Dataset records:
>> BEGIN

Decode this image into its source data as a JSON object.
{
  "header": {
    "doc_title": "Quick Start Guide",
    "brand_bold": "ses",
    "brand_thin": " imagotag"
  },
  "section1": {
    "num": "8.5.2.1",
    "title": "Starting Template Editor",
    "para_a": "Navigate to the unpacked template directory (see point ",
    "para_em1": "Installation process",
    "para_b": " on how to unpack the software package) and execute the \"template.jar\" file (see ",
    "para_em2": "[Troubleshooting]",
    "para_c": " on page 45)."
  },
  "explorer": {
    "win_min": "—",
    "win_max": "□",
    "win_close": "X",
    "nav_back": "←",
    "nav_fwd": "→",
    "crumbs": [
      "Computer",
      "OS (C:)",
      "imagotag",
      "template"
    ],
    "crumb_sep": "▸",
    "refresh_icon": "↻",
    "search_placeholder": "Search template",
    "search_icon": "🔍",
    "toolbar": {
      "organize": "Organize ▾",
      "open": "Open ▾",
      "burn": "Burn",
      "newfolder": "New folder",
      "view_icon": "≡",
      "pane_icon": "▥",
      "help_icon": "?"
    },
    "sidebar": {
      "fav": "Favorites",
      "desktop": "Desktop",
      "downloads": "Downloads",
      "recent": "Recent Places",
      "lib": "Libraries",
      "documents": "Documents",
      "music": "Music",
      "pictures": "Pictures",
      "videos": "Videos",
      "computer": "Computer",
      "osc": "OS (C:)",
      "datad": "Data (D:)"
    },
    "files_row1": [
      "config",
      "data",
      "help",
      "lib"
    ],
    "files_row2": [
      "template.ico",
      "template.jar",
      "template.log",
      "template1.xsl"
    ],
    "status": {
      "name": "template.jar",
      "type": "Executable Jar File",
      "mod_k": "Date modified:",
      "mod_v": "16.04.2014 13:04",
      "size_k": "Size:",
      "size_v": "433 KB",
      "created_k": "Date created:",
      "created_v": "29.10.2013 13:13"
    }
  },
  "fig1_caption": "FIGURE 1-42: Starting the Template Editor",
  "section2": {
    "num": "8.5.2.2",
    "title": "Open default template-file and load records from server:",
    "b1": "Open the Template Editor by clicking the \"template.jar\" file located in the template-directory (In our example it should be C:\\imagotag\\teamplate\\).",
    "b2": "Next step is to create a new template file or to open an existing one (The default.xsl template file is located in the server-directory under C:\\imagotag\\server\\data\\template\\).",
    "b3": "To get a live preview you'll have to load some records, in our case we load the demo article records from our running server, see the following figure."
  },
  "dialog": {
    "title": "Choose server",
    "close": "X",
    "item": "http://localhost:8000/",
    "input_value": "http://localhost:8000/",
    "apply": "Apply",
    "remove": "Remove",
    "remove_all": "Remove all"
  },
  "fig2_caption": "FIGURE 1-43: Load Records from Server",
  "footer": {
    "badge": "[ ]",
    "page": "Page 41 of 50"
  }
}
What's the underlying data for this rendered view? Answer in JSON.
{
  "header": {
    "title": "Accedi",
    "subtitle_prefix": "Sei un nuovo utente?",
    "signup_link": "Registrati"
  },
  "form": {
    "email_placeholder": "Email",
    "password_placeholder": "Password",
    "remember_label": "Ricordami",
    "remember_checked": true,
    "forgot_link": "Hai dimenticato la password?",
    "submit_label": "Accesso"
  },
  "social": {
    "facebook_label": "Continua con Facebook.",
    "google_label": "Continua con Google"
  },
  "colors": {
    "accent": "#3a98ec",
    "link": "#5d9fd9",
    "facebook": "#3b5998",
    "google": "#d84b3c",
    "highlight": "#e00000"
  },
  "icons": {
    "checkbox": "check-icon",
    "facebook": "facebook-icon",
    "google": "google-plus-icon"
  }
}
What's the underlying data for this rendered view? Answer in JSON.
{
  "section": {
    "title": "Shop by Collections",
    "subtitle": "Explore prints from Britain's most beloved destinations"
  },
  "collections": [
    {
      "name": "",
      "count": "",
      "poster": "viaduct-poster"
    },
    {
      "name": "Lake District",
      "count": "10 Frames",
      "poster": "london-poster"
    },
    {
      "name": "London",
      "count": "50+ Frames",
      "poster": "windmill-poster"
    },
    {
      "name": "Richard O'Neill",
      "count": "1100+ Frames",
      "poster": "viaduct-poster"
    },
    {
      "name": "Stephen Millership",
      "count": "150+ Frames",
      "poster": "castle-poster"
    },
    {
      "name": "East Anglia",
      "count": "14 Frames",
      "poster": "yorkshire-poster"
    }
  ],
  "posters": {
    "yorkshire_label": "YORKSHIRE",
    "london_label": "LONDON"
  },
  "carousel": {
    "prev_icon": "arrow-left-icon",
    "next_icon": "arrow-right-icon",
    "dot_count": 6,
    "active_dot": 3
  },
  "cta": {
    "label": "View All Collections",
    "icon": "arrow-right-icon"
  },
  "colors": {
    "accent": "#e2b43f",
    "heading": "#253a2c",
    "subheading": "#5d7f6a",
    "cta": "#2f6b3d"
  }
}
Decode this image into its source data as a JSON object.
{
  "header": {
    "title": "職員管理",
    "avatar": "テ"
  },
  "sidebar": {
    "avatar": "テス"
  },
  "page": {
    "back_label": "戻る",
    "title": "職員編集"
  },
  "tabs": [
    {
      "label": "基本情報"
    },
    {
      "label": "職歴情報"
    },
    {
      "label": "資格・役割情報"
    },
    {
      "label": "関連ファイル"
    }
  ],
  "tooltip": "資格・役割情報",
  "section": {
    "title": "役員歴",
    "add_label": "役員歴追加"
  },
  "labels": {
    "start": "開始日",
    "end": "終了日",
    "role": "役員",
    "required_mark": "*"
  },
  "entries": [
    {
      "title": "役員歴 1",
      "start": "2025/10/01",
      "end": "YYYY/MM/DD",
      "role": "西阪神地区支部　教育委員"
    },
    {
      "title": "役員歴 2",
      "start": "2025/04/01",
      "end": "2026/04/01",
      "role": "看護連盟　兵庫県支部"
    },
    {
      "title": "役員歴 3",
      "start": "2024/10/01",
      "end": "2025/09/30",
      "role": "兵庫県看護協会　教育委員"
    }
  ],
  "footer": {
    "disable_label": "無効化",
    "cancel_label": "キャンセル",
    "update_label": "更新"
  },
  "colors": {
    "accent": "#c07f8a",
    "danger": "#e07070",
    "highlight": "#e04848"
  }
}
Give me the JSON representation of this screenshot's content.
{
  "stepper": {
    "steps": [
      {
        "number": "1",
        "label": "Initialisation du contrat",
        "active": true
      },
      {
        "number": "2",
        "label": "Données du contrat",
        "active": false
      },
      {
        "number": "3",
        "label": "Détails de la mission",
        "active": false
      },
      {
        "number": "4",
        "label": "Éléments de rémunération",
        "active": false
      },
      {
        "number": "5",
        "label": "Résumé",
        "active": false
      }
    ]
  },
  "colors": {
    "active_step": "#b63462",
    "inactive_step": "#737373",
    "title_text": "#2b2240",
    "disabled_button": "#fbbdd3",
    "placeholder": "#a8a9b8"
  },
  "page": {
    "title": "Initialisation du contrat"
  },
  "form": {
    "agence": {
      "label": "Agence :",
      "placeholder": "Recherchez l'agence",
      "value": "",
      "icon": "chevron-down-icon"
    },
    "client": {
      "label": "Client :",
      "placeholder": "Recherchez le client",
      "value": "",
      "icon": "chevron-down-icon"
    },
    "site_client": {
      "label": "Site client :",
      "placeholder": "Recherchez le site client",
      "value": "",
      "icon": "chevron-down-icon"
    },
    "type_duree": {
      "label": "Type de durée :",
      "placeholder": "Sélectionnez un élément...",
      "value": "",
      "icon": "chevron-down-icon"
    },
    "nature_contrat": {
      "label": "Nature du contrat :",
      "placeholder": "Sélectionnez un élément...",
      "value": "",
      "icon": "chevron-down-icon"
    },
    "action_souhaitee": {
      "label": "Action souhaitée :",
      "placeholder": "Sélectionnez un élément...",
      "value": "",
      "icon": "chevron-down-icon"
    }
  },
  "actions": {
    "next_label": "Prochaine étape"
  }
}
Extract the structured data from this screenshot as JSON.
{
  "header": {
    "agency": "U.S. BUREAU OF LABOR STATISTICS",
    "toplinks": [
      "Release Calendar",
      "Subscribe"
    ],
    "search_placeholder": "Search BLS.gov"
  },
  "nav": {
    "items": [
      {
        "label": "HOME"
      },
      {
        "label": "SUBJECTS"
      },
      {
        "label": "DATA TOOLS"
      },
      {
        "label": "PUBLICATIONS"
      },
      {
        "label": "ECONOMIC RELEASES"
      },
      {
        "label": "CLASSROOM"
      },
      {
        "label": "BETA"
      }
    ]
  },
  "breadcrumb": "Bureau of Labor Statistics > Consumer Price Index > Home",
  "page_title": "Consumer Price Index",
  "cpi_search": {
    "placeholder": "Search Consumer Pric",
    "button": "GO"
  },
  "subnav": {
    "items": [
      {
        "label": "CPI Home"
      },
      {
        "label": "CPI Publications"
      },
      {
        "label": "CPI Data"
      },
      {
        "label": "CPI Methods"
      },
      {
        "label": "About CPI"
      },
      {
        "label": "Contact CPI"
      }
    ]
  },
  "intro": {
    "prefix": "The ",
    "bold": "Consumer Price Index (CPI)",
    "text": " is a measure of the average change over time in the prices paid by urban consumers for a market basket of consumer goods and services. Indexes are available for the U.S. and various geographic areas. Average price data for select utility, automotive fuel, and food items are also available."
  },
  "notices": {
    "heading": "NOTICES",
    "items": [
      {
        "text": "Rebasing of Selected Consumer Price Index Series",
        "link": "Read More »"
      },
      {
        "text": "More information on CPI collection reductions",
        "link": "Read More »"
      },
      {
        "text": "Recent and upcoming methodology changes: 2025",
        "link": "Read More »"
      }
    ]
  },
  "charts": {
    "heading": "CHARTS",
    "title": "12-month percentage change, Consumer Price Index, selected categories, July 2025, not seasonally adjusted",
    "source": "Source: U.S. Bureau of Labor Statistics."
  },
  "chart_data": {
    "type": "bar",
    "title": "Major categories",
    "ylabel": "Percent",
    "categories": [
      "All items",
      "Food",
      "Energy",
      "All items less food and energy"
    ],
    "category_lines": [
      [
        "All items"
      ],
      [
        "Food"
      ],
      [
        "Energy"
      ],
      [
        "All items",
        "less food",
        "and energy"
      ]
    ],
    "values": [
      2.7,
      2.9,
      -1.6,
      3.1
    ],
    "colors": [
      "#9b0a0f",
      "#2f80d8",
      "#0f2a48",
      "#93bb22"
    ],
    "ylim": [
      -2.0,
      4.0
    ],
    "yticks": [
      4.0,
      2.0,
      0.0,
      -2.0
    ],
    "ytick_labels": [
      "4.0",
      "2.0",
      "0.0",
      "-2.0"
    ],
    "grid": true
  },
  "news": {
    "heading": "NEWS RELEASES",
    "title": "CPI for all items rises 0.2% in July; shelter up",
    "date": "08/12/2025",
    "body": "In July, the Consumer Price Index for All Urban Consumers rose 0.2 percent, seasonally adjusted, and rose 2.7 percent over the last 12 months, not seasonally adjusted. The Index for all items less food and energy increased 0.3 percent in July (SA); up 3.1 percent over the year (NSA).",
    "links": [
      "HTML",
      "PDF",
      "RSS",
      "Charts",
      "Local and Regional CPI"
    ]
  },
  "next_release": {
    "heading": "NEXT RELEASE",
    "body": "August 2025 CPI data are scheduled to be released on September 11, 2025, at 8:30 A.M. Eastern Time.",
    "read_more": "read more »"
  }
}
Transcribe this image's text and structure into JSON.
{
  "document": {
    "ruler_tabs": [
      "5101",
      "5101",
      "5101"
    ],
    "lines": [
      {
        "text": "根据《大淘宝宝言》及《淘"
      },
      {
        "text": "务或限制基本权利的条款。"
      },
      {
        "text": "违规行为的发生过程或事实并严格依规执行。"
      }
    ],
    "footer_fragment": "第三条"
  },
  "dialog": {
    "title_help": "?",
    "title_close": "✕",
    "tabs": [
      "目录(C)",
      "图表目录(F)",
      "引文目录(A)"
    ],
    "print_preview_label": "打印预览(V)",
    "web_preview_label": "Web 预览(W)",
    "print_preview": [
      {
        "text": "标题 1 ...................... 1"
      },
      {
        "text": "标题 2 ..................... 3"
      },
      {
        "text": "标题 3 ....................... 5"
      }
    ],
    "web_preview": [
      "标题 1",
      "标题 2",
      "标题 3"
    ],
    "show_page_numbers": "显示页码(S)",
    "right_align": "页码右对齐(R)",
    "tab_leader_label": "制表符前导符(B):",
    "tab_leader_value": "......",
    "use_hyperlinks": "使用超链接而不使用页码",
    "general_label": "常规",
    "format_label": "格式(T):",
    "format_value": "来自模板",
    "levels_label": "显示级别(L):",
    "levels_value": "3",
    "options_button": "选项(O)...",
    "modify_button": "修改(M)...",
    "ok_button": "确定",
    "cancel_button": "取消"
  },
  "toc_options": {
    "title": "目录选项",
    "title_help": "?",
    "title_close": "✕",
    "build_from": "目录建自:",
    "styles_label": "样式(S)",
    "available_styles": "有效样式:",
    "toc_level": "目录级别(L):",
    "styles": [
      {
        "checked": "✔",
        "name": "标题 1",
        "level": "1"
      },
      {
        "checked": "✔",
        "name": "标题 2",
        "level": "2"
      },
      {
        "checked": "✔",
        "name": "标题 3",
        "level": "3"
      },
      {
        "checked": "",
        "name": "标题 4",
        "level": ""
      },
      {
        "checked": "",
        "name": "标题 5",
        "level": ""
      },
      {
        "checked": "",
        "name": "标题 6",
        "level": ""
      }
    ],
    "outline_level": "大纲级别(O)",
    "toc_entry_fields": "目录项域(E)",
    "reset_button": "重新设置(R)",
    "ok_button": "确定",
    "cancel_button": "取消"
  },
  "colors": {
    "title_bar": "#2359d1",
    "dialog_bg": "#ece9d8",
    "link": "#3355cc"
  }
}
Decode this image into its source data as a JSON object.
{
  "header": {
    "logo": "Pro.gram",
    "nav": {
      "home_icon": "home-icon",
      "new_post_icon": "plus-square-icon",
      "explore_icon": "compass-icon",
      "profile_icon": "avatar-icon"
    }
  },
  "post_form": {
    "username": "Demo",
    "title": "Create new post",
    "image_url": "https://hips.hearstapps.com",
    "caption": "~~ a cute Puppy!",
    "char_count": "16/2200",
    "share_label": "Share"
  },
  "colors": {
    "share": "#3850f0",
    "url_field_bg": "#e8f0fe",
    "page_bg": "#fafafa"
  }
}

>> END

TASK TO CARRY OUT:
Read through the entries and copy every line that includes "Frames".

FINAL RESULT:
      "count": "10 Frames",
      "count": "50+ Frames",
      "count": "1100+ Frames",
      "count": "150+ Frames",
      "count": "14 Frames",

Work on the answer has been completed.